*What is expected:*
Records follow. Pull out every line that contains "audio".

[Dataset listings of figures]

>>>

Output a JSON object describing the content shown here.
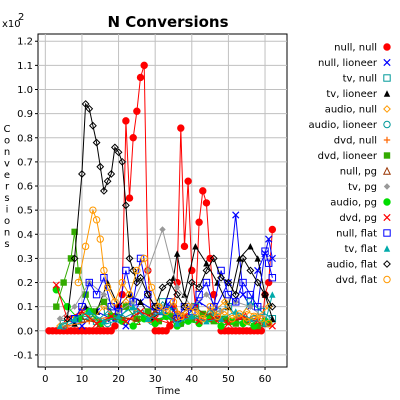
{
  "chart_data": {
    "type": "line",
    "title": "N Conversions",
    "xlabel": "Time",
    "ylabel": "Conversions",
    "y_multiplier": "x10",
    "y_multiplier_exp": "2",
    "xlim": [
      -2,
      66
    ],
    "ylim": [
      -0.15,
      1.23
    ],
    "x_ticks": [
      0,
      10,
      20,
      30,
      40,
      50,
      60
    ],
    "y_ticks": [
      -0.1,
      0.0,
      0.1,
      0.2,
      0.3,
      0.4,
      0.5,
      0.6,
      0.7,
      0.8,
      0.9,
      1.0,
      1.1,
      1.2
    ],
    "y_tick_labels": [
      "-0.1",
      "0.0",
      "0.1",
      "0.2",
      "0.3",
      "0.4",
      "0.5",
      "0.6",
      "0.7",
      "0.8",
      "0.9",
      "1.0",
      "1.1",
      "1.2"
    ],
    "grid": true,
    "legend_position": "right",
    "series": [
      {
        "name": "null, null",
        "color": "#ff0000",
        "marker": "filled-circle",
        "x": [
          1,
          2,
          3,
          4,
          5,
          6,
          7,
          8,
          9,
          10,
          11,
          12,
          13,
          14,
          15,
          16,
          17,
          18,
          19,
          20,
          21,
          22,
          23,
          24,
          25,
          26,
          27,
          28,
          29,
          30,
          31,
          32,
          33,
          34,
          35,
          36,
          37,
          38,
          39,
          40,
          41,
          42,
          43,
          44,
          45,
          46,
          47,
          48,
          49,
          50,
          51,
          52,
          53,
          54,
          55,
          56,
          57,
          58,
          59,
          60,
          61,
          62
        ],
        "y": [
          0,
          0,
          0,
          0,
          0,
          0,
          0,
          0,
          0,
          0,
          0,
          0,
          0,
          0,
          0,
          0,
          0,
          0,
          0.02,
          0.1,
          0.15,
          0.87,
          0.55,
          0.8,
          0.91,
          1.05,
          1.1,
          0.25,
          0.05,
          0,
          0,
          0,
          0,
          0.02,
          0.1,
          0.2,
          0.84,
          0.35,
          0.62,
          0.25,
          0.1,
          0.45,
          0.58,
          0.53,
          0.3,
          0.15,
          0.05,
          0,
          0,
          0,
          0,
          0,
          0,
          0,
          0,
          0,
          0,
          0,
          0,
          0.15,
          0.2,
          0.42
        ]
      },
      {
        "name": "null, lioneer",
        "color": "#0000ff",
        "marker": "x",
        "x": [
          10,
          14,
          18,
          22,
          26,
          30,
          34,
          38,
          42,
          46,
          50,
          52,
          54,
          56,
          58,
          60,
          61,
          62
        ],
        "y": [
          0.02,
          0.08,
          0.05,
          0.02,
          0.12,
          0.08,
          0.1,
          0.05,
          0.12,
          0.08,
          0.2,
          0.48,
          0.15,
          0.1,
          0.25,
          0.32,
          0.38,
          0.3
        ]
      },
      {
        "name": "tv, null",
        "color": "#009999",
        "marker": "open-square",
        "x": [
          5,
          8,
          11,
          14,
          17,
          20,
          23,
          26,
          29,
          32,
          35,
          38,
          41,
          44,
          47,
          50,
          53,
          56,
          59,
          62
        ],
        "y": [
          0.03,
          0.05,
          0.06,
          0.04,
          0.08,
          0.05,
          0.1,
          0.07,
          0.05,
          0.12,
          0.08,
          0.05,
          0.1,
          0.06,
          0.08,
          0.1,
          0.05,
          0.12,
          0.08,
          0.05
        ]
      },
      {
        "name": "tv, lioneer",
        "color": "#000000",
        "marker": "filled-triangle",
        "x": [
          8,
          11,
          14,
          17,
          20,
          23,
          26,
          29,
          32,
          35,
          36,
          38,
          41,
          44,
          47,
          50,
          53,
          56,
          58,
          60,
          62
        ],
        "y": [
          0.03,
          0.1,
          0.08,
          0.2,
          0.1,
          0.15,
          0.12,
          0.05,
          0.08,
          0.22,
          0.32,
          0.15,
          0.35,
          0.28,
          0.2,
          0.1,
          0.3,
          0.35,
          0.3,
          0.15,
          0.05
        ]
      },
      {
        "name": "audio, null",
        "color": "#ff9900",
        "marker": "open-diamond",
        "x": [
          4,
          7,
          10,
          13,
          16,
          19,
          22,
          25,
          28,
          31,
          34,
          37,
          40,
          43,
          46,
          49,
          52,
          55,
          58,
          61
        ],
        "y": [
          0.02,
          0.05,
          0.08,
          0.05,
          0.1,
          0.06,
          0.12,
          0.08,
          0.05,
          0.1,
          0.07,
          0.05,
          0.1,
          0.06,
          0.08,
          0.12,
          0.05,
          0.08,
          0.06,
          0.1
        ]
      },
      {
        "name": "audio, lioneer",
        "color": "#009999",
        "marker": "open-circle",
        "x": [
          5,
          9,
          13,
          17,
          21,
          25,
          29,
          33,
          37,
          41,
          45,
          49,
          53,
          57,
          61
        ],
        "y": [
          0.02,
          0.04,
          0.06,
          0.03,
          0.05,
          0.08,
          0.04,
          0.06,
          0.03,
          0.05,
          0.07,
          0.04,
          0.06,
          0.05,
          0.03
        ]
      },
      {
        "name": "dvd, null",
        "color": "#ff6600",
        "marker": "plus",
        "x": [
          6,
          12,
          18,
          24,
          30,
          36,
          42,
          48,
          54,
          60
        ],
        "y": [
          0.02,
          0.04,
          0.06,
          0.05,
          0.03,
          0.08,
          0.05,
          0.04,
          0.06,
          0.03
        ]
      },
      {
        "name": "dvd, lioneer",
        "color": "#33aa00",
        "marker": "filled-square",
        "x": [
          3,
          5,
          7,
          8,
          9,
          11,
          13,
          16,
          19,
          22,
          25,
          28,
          31,
          34,
          37,
          40,
          43,
          46,
          49,
          52,
          55,
          58,
          61
        ],
        "y": [
          0.1,
          0.2,
          0.3,
          0.41,
          0.25,
          0.15,
          0.08,
          0.12,
          0.06,
          0.1,
          0.05,
          0.08,
          0.04,
          0.06,
          0.03,
          0.05,
          0.07,
          0.04,
          0.05,
          0.03,
          0.04,
          0.02,
          0.03
        ]
      },
      {
        "name": "null, pg",
        "color": "#993300",
        "marker": "open-triangle",
        "x": [
          10,
          15,
          20,
          25,
          30,
          35,
          40,
          45,
          50,
          55,
          60
        ],
        "y": [
          0.05,
          0.03,
          0.06,
          0.04,
          0.08,
          0.05,
          0.1,
          0.06,
          0.04,
          0.05,
          0.03
        ]
      },
      {
        "name": "tv, pg",
        "color": "#999999",
        "marker": "filled-diamond",
        "x": [
          4,
          8,
          12,
          16,
          20,
          24,
          28,
          32,
          36,
          40,
          44,
          48,
          52,
          56,
          60
        ],
        "y": [
          0.05,
          0.1,
          0.2,
          0.15,
          0.08,
          0.12,
          0.25,
          0.42,
          0.18,
          0.1,
          0.15,
          0.08,
          0.12,
          0.1,
          0.05
        ]
      },
      {
        "name": "audio, pg",
        "color": "#00dd00",
        "marker": "filled-circle",
        "x": [
          3,
          6,
          9,
          12,
          15,
          18,
          21,
          24,
          27,
          30,
          33,
          36,
          39,
          42,
          45,
          48,
          51,
          54,
          57,
          60
        ],
        "y": [
          0.17,
          0.1,
          0.05,
          0.08,
          0.03,
          0.06,
          0.04,
          0.02,
          0.05,
          0.03,
          0.06,
          0.02,
          0.04,
          0.03,
          0.05,
          0.02,
          0.04,
          0.03,
          0.02,
          0.04
        ]
      },
      {
        "name": "dvd, pg",
        "color": "#ff0000",
        "marker": "x",
        "x": [
          3,
          6,
          10,
          14,
          18,
          22,
          26,
          30,
          34,
          38,
          42,
          46,
          50,
          54,
          58,
          62
        ],
        "y": [
          0.19,
          0.05,
          0.08,
          0.03,
          0.06,
          0.04,
          0.08,
          0.05,
          0.03,
          0.06,
          0.04,
          0.05,
          0.03,
          0.06,
          0.04,
          0.02
        ]
      },
      {
        "name": "null, flat",
        "color": "#0000ff",
        "marker": "open-square",
        "x": [
          8,
          10,
          12,
          14,
          16,
          18,
          20,
          22,
          24,
          26,
          28,
          30,
          32,
          34,
          36,
          38,
          40,
          42,
          44,
          46,
          48,
          50,
          52,
          54,
          56,
          58,
          60,
          61,
          62
        ],
        "y": [
          0.05,
          0.1,
          0.2,
          0.15,
          0.22,
          0.1,
          0.08,
          0.25,
          0.12,
          0.3,
          0.15,
          0.1,
          0.08,
          0.12,
          0.05,
          0.1,
          0.08,
          0.15,
          0.2,
          0.1,
          0.25,
          0.15,
          0.12,
          0.2,
          0.15,
          0.1,
          0.33,
          0.28,
          0.22
        ]
      },
      {
        "name": "tv, flat",
        "color": "#00aaaa",
        "marker": "filled-triangle",
        "x": [
          4,
          8,
          12,
          16,
          20,
          24,
          28,
          32,
          36,
          40,
          44,
          48,
          52,
          56,
          60,
          62
        ],
        "y": [
          0.02,
          0.05,
          0.08,
          0.04,
          0.06,
          0.1,
          0.05,
          0.08,
          0.03,
          0.06,
          0.04,
          0.05,
          0.08,
          0.05,
          0.03,
          0.15
        ]
      },
      {
        "name": "audio, flat",
        "color": "#000000",
        "marker": "open-diamond",
        "x": [
          6,
          8,
          10,
          11,
          12,
          13,
          14,
          15,
          16,
          17,
          18,
          19,
          20,
          21,
          22,
          23,
          24,
          25,
          26,
          28,
          30,
          32,
          34,
          36,
          38,
          40,
          42,
          44,
          46,
          48,
          50,
          52,
          54,
          56,
          58,
          60,
          62
        ],
        "y": [
          0.05,
          0.3,
          0.65,
          0.94,
          0.92,
          0.85,
          0.78,
          0.68,
          0.58,
          0.62,
          0.65,
          0.76,
          0.74,
          0.7,
          0.52,
          0.3,
          0.25,
          0.2,
          0.22,
          0.15,
          0.1,
          0.18,
          0.2,
          0.15,
          0.1,
          0.2,
          0.18,
          0.25,
          0.3,
          0.22,
          0.2,
          0.15,
          0.3,
          0.25,
          0.2,
          0.15,
          0.1
        ]
      },
      {
        "name": "dvd, flat",
        "color": "#ff9900",
        "marker": "open-circle",
        "x": [
          9,
          11,
          13,
          14,
          15,
          16,
          17,
          19,
          21,
          23,
          25,
          27,
          29,
          31,
          33,
          35,
          37,
          39,
          41,
          43,
          45,
          47,
          49,
          51,
          53,
          55,
          57,
          59,
          61
        ],
        "y": [
          0.2,
          0.35,
          0.5,
          0.46,
          0.38,
          0.25,
          0.18,
          0.12,
          0.2,
          0.15,
          0.25,
          0.3,
          0.18,
          0.1,
          0.08,
          0.12,
          0.06,
          0.1,
          0.08,
          0.05,
          0.1,
          0.06,
          0.08,
          0.05,
          0.07,
          0.04,
          0.06,
          0.05,
          0.03
        ]
      }
    ]
  }
}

<<<

*Correct output:*
        "name": "audio, null",
        "name": "audio, lioneer",
        "name": "audio, pg",
        "name": "audio, flat",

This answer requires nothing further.